══ Data for this exercise

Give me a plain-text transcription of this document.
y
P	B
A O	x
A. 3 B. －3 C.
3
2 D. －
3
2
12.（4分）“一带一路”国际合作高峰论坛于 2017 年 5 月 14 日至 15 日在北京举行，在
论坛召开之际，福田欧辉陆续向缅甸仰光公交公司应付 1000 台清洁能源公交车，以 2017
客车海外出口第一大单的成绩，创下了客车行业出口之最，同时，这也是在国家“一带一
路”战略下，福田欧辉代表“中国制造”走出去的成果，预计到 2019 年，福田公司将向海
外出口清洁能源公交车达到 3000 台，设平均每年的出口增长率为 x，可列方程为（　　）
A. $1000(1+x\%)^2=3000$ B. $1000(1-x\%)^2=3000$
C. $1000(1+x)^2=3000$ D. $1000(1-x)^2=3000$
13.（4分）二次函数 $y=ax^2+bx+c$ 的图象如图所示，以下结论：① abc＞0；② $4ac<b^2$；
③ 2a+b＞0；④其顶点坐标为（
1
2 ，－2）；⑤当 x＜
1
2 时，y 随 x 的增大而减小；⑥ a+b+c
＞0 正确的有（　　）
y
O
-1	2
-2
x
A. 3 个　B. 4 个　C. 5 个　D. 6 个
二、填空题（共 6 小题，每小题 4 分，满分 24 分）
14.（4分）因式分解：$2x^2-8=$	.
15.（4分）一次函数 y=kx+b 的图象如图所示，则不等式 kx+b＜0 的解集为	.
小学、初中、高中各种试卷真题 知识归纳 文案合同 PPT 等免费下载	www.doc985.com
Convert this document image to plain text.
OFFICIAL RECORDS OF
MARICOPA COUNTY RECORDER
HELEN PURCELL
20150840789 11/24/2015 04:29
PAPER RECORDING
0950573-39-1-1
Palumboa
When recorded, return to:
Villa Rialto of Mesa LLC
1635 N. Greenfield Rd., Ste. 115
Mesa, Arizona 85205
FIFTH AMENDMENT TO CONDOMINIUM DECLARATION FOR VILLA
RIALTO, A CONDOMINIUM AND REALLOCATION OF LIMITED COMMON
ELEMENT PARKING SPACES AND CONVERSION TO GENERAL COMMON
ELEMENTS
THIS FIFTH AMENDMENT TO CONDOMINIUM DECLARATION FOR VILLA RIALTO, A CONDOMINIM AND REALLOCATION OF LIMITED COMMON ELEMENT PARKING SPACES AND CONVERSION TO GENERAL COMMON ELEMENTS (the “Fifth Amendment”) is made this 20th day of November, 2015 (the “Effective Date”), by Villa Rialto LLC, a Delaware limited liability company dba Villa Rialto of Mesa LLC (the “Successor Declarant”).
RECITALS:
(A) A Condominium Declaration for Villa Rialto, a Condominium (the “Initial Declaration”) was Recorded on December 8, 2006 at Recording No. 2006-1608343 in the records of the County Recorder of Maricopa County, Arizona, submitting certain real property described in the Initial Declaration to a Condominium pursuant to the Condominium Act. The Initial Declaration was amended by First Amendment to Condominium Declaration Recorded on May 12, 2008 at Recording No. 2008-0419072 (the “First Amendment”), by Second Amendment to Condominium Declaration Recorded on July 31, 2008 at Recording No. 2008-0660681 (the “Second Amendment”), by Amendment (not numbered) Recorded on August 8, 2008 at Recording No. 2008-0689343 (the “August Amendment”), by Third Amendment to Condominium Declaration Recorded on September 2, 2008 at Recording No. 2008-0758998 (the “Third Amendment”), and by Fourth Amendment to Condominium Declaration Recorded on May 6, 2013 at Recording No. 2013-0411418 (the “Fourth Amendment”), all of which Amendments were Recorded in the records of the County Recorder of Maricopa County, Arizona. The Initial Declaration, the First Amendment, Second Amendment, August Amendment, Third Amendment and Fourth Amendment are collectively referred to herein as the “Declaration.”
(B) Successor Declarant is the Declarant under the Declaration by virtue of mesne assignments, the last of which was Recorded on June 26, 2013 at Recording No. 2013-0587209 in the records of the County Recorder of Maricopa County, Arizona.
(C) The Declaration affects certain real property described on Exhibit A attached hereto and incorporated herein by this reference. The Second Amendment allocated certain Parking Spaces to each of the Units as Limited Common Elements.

════

What is expected
Extract each entry in full, exactly as given.

Answer to the problem
Give me a plain-text transcription of this document.
y
P	B
A O	x
A. 3 B. －3 C.
3
2 D. －
3
2
12.（4分）“一带一路”国际合作高峰论坛于 2017 年 5 月 14 日至 15 日在北京举行，在
论坛召开之际，福田欧辉陆续向缅甸仰光公交公司应付 1000 台清洁能源公交车，以 2017
客车海外出口第一大单的成绩，创下了客车行业出口之最，同时，这也是在国家“一带一
路”战略下，福田欧辉代表“中国制造”走出去的成果，预计到 2019 年，福田公司将向海
外出口清洁能源公交车达到 3000 台，设平均每年的出口增长率为 x，可列方程为（　　）
A. $1000(1+x\%)^2=3000$ B. $1000(1-x\%)^2=3000$
C. $1000(1+x)^2=3000$ D. $1000(1-x)^2=3000$
13.（4分）二次函数 $y=ax^2+bx+c$ 的图象如图所示，以下结论：① abc＞0；② $4ac<b^2$；
③ 2a+b＞0；④其顶点坐标为（
1
2 ，－2）；⑤当 x＜
1
2 时，y 随 x 的增大而减小；⑥ a+b+c
＞0 正确的有（　　）
y
O
-1	2
-2
x
A. 3 个　B. 4 个　C. 5 个　D. 6 个
二、填空题（共 6 小题，每小题 4 分，满分 24 分）
14.（4分）因式分解：$2x^2-8=$	.
15.（4分）一次函数 y=kx+b 的图象如图所示，则不等式 kx+b＜0 的解集为	.
小学、初中、高中各种试卷真题 知识归纳 文案合同 PPT 等免费下载	www.doc985.com
Convert this document image to plain text.
OFFICIAL RECORDS OF
MARICOPA COUNTY RECORDER
HELEN PURCELL
20150840789 11/24/2015 04:29
PAPER RECORDING
0950573-39-1-1
Palumboa
When recorded, return to:
Villa Rialto of Mesa LLC
1635 N. Greenfield Rd., Ste. 115
Mesa, Arizona 85205
FIFTH AMENDMENT TO CONDOMINIUM DECLARATION FOR VILLA
RIALTO, A CONDOMINIUM AND REALLOCATION OF LIMITED COMMON
ELEMENT PARKING SPACES AND CONVERSION TO GENERAL COMMON
ELEMENTS
THIS FIFTH AMENDMENT TO CONDOMINIUM DECLARATION FOR VILLA RIALTO, A CONDOMINIM AND REALLOCATION OF LIMITED COMMON ELEMENT PARKING SPACES AND CONVERSION TO GENERAL COMMON ELEMENTS (the “Fifth Amendment”) is made this 20th day of November, 2015 (the “Effective Date”), by Villa Rialto LLC, a Delaware limited liability company dba Villa Rialto of Mesa LLC (the “Successor Declarant”).
RECITALS:
(A) A Condominium Declaration for Villa Rialto, a Condominium (the “Initial Declaration”) was Recorded on December 8, 2006 at Recording No. 2006-1608343 in the records of the County Recorder of Maricopa County, Arizona, submitting certain real property described in the Initial Declaration to a Condominium pursuant to the Condominium Act. The Initial Declaration was amended by First Amendment to Condominium Declaration Recorded on May 12, 2008 at Recording No. 2008-0419072 (the “First Amendment”), by Second Amendment to Condominium Declaration Recorded on July 31, 2008 at Recording No. 2008-0660681 (the “Second Amendment”), by Amendment (not numbered) Recorded on August 8, 2008 at Recording No. 2008-0689343 (the “August Amendment”), by Third Amendment to Condominium Declaration Recorded on September 2, 2008 at Recording No. 2008-0758998 (the “Third Amendment”), and by Fourth Amendment to Condominium Declaration Recorded on May 6, 2013 at Recording No. 2013-0411418 (the “Fourth Amendment”), all of which Amendments were Recorded in the records of the County Recorder of Maricopa County, Arizona. The Initial Declaration, the First Amendment, Second Amendment, August Amendment, Third Amendment and Fourth Amendment are collectively referred to herein as the “Declaration.”
(B) Successor Declarant is the Declarant under the Declaration by virtue of mesne assignments, the last of which was Recorded on June 26, 2013 at Recording No. 2013-0587209 in the records of the County Recorder of Maricopa County, Arizona.
(C) The Declaration affects certain real property described on Exhibit A attached hereto and incorporated herein by this reference. The Second Amendment allocated certain Parking Spaces to each of the Units as Limited Common Elements.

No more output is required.